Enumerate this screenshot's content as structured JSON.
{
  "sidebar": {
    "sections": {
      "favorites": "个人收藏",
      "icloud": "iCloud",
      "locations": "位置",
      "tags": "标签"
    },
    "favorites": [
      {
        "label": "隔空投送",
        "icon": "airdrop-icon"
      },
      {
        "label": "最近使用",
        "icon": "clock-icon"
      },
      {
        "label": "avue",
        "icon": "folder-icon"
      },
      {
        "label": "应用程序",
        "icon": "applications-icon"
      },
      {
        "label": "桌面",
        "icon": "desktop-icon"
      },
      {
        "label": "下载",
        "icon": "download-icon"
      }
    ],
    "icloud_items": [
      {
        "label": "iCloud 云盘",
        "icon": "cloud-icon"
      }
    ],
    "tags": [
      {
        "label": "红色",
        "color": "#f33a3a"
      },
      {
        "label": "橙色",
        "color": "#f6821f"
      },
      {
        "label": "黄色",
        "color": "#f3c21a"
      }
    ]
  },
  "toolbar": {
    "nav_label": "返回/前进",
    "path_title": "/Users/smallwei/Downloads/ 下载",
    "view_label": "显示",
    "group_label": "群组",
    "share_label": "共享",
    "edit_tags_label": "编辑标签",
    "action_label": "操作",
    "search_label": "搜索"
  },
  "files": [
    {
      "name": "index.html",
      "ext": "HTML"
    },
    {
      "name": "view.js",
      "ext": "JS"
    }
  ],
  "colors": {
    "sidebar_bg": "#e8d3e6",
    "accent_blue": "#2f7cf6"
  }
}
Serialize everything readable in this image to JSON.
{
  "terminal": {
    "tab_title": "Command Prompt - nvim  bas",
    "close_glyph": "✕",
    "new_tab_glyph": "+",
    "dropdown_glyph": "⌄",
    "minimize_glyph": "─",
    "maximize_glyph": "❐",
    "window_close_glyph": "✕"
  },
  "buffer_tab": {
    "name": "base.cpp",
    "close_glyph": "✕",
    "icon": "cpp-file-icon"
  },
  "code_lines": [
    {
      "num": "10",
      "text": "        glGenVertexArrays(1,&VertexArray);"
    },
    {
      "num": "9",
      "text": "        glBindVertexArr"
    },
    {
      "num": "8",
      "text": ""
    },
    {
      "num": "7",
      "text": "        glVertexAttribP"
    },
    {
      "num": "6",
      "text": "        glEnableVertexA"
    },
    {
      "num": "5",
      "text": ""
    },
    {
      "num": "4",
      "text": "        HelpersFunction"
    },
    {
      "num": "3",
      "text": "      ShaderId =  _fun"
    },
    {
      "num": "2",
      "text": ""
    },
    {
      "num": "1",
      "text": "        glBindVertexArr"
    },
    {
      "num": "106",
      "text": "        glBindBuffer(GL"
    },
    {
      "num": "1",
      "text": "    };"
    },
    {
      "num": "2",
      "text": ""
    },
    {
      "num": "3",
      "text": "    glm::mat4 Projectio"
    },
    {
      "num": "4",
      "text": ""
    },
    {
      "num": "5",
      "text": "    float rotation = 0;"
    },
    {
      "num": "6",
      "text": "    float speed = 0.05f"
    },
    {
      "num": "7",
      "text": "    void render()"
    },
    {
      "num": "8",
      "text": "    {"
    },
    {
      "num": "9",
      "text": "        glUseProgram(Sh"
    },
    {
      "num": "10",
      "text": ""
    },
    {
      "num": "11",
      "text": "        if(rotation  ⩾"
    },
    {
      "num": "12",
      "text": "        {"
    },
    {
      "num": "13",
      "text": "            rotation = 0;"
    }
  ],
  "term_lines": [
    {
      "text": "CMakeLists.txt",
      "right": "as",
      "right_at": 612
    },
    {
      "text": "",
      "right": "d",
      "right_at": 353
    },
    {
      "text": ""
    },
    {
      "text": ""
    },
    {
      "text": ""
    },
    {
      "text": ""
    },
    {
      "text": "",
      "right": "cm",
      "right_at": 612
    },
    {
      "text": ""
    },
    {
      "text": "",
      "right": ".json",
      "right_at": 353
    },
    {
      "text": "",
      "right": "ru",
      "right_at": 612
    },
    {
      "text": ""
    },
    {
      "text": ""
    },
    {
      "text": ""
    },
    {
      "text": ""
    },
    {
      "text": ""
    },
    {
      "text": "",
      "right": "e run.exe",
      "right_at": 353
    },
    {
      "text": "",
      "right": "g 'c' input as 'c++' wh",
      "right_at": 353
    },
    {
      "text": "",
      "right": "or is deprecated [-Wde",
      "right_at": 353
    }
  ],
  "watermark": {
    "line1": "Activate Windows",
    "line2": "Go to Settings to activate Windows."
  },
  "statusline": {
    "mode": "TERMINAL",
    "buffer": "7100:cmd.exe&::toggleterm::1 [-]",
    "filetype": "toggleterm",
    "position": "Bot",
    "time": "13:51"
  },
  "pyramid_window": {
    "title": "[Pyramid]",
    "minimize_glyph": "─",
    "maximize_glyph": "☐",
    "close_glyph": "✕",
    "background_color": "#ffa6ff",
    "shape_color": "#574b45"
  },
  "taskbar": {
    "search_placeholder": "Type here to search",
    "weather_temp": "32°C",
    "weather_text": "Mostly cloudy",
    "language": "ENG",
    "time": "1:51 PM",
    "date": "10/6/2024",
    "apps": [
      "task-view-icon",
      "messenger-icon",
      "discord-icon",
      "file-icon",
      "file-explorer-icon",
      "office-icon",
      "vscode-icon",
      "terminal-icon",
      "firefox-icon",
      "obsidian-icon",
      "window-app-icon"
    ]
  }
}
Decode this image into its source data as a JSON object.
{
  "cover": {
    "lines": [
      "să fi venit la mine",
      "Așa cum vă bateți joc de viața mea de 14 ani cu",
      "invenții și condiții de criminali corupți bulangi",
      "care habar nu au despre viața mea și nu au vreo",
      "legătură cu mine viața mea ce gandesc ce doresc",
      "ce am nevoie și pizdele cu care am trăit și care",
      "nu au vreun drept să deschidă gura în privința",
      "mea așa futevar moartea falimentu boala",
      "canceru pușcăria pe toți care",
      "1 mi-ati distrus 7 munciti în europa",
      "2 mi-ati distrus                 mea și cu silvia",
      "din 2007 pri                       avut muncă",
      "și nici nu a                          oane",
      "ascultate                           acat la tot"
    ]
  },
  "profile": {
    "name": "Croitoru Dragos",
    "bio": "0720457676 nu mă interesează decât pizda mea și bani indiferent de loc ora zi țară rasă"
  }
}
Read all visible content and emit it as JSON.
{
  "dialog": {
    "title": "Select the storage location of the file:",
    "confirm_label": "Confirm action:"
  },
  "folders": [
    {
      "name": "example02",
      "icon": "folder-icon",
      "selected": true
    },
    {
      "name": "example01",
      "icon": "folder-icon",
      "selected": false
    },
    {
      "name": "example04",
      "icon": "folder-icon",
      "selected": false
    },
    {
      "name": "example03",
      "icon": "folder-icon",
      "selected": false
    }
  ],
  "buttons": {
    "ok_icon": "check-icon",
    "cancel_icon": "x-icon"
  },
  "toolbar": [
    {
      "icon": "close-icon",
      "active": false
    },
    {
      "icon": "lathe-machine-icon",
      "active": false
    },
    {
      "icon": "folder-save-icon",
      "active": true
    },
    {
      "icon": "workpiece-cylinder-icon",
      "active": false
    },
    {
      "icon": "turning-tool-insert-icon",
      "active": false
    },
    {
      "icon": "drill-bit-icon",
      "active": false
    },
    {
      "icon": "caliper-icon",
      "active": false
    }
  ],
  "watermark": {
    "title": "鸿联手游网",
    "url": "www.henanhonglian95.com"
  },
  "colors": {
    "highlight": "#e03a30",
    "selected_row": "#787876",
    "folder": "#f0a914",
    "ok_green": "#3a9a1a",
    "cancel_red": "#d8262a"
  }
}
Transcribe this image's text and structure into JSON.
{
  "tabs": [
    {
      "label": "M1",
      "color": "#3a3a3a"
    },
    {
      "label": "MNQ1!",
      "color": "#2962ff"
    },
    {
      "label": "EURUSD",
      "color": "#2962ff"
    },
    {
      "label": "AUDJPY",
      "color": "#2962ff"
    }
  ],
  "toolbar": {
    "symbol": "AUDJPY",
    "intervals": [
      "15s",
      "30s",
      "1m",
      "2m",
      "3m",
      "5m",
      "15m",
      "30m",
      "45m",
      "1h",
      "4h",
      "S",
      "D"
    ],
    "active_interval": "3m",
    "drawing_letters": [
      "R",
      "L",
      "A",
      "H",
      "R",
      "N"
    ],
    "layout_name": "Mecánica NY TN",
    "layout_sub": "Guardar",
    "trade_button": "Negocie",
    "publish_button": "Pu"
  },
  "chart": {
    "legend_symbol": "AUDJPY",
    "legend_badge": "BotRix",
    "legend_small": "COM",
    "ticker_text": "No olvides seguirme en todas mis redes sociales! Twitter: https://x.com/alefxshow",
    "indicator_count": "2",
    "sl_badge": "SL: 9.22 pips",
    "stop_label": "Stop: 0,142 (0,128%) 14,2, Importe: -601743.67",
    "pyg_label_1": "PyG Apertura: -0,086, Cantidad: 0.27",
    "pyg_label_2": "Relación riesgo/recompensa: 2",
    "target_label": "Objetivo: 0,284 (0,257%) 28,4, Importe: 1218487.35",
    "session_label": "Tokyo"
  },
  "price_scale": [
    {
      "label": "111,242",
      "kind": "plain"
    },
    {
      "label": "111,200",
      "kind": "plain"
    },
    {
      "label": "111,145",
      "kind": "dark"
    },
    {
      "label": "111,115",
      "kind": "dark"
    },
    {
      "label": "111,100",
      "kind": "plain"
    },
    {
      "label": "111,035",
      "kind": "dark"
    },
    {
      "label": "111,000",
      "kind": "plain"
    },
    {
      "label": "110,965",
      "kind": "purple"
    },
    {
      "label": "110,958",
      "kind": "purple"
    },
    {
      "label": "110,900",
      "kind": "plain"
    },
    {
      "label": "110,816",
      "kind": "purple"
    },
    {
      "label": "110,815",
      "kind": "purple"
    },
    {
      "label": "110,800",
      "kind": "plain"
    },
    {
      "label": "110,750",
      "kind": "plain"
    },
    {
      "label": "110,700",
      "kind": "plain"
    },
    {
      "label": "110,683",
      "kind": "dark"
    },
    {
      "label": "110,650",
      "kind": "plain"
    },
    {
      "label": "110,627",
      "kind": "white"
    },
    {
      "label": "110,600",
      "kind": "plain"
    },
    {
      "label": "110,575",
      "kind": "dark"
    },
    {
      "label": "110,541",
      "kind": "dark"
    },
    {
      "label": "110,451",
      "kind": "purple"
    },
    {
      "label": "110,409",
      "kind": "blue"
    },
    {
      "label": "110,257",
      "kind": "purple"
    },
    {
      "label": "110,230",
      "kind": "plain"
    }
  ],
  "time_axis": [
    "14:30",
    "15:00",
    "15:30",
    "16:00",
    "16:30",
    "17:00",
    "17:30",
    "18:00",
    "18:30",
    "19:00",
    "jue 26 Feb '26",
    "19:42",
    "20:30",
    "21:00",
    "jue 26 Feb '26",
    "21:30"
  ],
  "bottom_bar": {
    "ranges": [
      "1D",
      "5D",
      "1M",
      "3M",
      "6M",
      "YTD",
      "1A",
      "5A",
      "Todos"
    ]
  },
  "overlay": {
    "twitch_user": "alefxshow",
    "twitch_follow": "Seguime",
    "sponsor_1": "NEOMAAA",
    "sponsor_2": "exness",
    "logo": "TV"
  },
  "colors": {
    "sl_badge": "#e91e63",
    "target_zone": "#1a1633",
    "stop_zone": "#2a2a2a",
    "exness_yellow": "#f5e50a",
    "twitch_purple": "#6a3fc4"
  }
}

▶ GIVEN PROBLEM:
Check each line above for the word "alefxshow" and copy the ones that have it.

▶ EXERCISE OUTPUT:
    "ticker_text": "No olvides seguirme en todas mis redes sociales! Twitter: https://x.com/alefxshow",
    "twitch_user": "alefxshow",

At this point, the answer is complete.